■ **TO DO**:
Gather, from the data below, each line in which the word "name" occurs.

■ **STORED DATA**:

╔══

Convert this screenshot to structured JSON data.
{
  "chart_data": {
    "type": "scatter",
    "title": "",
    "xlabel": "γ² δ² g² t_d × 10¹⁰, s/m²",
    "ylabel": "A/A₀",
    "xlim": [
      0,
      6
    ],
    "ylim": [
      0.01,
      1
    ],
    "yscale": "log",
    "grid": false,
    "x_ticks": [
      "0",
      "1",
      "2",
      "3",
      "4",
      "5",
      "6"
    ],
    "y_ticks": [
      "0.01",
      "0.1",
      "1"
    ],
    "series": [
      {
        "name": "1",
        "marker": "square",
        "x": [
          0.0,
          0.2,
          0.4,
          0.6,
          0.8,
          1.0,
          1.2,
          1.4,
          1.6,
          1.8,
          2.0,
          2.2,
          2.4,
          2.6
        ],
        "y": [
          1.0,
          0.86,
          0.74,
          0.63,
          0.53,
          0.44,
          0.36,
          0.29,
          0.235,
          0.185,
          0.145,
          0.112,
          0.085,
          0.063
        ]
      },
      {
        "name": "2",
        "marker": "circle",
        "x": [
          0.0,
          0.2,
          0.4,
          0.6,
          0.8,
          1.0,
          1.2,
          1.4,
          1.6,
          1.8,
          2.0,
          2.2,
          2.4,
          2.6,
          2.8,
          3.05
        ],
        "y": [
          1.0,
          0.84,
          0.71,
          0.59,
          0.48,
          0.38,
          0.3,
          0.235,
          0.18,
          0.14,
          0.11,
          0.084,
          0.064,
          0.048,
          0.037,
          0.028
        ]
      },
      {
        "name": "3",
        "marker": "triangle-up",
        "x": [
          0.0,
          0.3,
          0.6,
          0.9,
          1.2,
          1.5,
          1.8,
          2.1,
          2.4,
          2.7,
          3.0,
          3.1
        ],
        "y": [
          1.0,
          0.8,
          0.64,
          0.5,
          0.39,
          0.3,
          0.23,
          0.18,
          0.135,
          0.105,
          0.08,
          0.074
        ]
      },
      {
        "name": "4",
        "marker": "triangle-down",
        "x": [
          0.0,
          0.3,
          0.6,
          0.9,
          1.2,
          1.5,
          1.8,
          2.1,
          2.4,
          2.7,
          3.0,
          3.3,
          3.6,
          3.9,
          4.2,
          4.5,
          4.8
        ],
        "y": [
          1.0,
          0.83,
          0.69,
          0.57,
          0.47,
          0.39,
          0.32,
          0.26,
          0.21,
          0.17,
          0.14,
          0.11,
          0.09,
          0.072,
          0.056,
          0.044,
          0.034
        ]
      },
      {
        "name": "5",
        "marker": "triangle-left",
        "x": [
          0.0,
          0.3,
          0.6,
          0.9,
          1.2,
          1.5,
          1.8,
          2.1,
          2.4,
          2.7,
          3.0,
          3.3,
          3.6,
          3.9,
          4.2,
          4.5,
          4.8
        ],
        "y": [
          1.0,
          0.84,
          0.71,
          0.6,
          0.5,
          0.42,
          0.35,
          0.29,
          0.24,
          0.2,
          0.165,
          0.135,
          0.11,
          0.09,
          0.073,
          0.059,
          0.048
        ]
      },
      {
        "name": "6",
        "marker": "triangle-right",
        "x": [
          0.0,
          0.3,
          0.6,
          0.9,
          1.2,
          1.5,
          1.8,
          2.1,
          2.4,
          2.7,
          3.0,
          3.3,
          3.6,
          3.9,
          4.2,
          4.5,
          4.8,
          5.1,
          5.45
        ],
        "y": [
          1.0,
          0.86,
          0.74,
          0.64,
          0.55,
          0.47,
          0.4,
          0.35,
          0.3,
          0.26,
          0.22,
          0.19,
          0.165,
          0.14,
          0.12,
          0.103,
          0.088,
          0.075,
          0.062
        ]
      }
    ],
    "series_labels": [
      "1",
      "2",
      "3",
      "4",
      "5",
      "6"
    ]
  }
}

╚══

■ **EXERCISE ANSWER**:
        "name": "1",
        "name": "2",
        "name": "3",
        "name": "4",
        "name": "5",
        "name": "6",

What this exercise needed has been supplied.